Tally up the lines below that include the word "values". Answer with the number alone.

*** RECORDS SHOWN ***

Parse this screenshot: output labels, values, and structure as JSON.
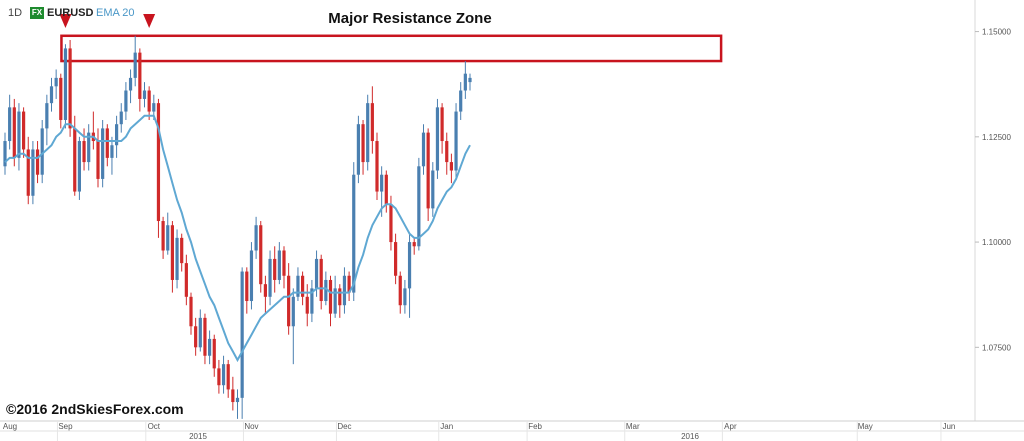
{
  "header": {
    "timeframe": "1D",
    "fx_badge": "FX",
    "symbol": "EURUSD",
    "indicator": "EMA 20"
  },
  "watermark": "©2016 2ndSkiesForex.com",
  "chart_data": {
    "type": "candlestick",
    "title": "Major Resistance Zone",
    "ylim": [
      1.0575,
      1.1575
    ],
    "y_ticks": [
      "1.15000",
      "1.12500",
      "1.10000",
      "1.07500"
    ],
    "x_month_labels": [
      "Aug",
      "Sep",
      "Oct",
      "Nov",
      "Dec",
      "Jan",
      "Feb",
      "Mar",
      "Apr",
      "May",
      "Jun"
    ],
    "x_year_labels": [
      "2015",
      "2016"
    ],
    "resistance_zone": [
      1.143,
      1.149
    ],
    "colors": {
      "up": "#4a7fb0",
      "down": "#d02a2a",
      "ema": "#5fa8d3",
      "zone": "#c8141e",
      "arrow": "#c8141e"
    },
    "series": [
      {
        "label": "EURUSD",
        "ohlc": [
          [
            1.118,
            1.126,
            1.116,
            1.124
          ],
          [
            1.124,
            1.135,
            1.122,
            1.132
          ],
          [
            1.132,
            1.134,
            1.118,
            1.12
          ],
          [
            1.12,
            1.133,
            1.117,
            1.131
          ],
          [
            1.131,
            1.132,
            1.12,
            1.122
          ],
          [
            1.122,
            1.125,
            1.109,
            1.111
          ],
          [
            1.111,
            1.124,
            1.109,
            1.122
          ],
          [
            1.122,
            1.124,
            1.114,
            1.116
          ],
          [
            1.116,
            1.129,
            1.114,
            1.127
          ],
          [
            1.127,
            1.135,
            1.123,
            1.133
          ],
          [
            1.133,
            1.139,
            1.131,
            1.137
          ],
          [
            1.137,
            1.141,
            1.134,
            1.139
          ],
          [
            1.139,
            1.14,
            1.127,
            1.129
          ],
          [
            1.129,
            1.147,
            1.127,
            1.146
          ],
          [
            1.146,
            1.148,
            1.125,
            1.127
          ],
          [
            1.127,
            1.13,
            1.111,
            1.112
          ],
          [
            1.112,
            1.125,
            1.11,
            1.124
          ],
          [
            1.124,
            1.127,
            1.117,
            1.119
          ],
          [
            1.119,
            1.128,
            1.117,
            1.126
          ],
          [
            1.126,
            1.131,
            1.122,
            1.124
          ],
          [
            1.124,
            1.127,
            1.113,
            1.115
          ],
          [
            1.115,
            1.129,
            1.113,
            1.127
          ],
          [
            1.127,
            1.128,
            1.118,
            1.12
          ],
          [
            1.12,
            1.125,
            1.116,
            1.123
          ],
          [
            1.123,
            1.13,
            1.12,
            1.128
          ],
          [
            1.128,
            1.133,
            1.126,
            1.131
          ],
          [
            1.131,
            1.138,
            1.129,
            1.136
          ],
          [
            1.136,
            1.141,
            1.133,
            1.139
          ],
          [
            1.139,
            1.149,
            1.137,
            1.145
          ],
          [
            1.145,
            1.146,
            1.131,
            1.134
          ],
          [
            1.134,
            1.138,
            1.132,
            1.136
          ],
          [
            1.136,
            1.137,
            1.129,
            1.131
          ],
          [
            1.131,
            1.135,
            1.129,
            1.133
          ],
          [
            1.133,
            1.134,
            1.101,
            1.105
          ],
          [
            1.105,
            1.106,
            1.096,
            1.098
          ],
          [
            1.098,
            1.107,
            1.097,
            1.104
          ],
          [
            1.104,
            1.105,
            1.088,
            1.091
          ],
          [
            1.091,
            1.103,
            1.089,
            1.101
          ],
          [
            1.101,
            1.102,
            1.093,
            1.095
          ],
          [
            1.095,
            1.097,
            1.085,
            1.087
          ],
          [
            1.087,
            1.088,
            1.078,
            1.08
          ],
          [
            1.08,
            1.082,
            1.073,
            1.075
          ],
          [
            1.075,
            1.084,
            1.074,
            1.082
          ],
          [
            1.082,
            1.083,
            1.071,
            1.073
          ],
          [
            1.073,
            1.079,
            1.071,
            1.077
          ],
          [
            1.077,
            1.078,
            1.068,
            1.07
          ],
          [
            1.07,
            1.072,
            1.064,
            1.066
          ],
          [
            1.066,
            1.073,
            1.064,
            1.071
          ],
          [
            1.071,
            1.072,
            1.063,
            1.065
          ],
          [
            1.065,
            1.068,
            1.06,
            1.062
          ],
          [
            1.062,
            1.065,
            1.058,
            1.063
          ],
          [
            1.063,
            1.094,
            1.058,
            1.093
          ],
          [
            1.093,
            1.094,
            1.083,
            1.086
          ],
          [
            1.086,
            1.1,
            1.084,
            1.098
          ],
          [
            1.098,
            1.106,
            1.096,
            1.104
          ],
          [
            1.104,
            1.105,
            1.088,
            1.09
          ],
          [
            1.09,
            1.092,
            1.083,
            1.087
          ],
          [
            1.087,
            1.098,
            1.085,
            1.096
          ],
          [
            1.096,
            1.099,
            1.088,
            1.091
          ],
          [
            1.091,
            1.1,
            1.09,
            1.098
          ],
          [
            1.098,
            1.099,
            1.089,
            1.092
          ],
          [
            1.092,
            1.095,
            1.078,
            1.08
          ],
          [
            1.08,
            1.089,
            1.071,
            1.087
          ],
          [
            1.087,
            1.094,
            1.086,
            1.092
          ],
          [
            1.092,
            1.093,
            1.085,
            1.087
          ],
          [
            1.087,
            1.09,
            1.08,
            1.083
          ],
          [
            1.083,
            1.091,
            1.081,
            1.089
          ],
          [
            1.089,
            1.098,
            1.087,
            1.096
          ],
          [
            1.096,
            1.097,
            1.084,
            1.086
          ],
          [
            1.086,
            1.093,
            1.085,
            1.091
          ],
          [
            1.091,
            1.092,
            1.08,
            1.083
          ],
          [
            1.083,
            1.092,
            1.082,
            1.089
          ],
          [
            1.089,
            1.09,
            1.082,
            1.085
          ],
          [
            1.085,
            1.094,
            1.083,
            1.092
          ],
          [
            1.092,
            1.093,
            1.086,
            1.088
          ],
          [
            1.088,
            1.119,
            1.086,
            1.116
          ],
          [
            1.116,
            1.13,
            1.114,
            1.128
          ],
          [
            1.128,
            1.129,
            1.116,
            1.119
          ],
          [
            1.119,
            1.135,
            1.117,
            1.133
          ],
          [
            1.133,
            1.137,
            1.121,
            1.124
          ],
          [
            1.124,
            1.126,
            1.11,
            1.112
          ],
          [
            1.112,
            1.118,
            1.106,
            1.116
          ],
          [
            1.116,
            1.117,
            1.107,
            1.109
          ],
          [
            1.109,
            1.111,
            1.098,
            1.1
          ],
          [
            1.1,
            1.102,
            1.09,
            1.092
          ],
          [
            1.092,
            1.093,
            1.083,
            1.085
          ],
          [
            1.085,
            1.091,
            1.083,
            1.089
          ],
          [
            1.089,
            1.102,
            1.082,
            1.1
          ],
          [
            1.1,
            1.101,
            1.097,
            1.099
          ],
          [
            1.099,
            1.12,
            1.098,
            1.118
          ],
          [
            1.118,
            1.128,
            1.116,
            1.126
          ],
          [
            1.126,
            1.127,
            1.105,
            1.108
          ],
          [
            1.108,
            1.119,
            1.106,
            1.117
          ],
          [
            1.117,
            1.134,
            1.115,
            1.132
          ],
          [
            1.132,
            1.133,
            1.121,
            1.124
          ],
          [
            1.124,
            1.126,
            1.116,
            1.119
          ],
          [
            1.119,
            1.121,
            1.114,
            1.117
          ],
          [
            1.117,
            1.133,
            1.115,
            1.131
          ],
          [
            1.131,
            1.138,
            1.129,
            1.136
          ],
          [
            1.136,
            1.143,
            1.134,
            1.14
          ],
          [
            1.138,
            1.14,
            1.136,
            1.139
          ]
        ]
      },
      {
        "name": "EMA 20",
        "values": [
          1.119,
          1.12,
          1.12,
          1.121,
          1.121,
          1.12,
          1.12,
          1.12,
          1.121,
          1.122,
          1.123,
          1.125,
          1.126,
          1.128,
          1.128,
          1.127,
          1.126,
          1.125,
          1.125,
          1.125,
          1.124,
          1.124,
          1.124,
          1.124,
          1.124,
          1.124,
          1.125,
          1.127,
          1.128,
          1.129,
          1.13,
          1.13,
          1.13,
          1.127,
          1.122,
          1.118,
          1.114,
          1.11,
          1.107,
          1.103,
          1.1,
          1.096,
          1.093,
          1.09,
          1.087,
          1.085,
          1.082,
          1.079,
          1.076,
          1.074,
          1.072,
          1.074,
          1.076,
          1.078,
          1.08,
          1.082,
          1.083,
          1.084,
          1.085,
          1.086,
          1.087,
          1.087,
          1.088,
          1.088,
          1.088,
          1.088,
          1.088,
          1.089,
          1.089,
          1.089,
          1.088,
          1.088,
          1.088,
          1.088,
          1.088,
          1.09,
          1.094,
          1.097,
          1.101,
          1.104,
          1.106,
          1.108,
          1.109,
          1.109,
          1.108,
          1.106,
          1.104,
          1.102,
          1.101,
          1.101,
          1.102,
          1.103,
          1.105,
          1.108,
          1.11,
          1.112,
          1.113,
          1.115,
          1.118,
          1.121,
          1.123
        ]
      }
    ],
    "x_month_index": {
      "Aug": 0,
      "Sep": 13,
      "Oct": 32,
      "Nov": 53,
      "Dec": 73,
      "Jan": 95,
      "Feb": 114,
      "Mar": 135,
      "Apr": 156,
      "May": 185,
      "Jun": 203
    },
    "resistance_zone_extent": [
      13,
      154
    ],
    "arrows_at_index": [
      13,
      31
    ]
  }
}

***

■ **CORRECT OUTPUT**
2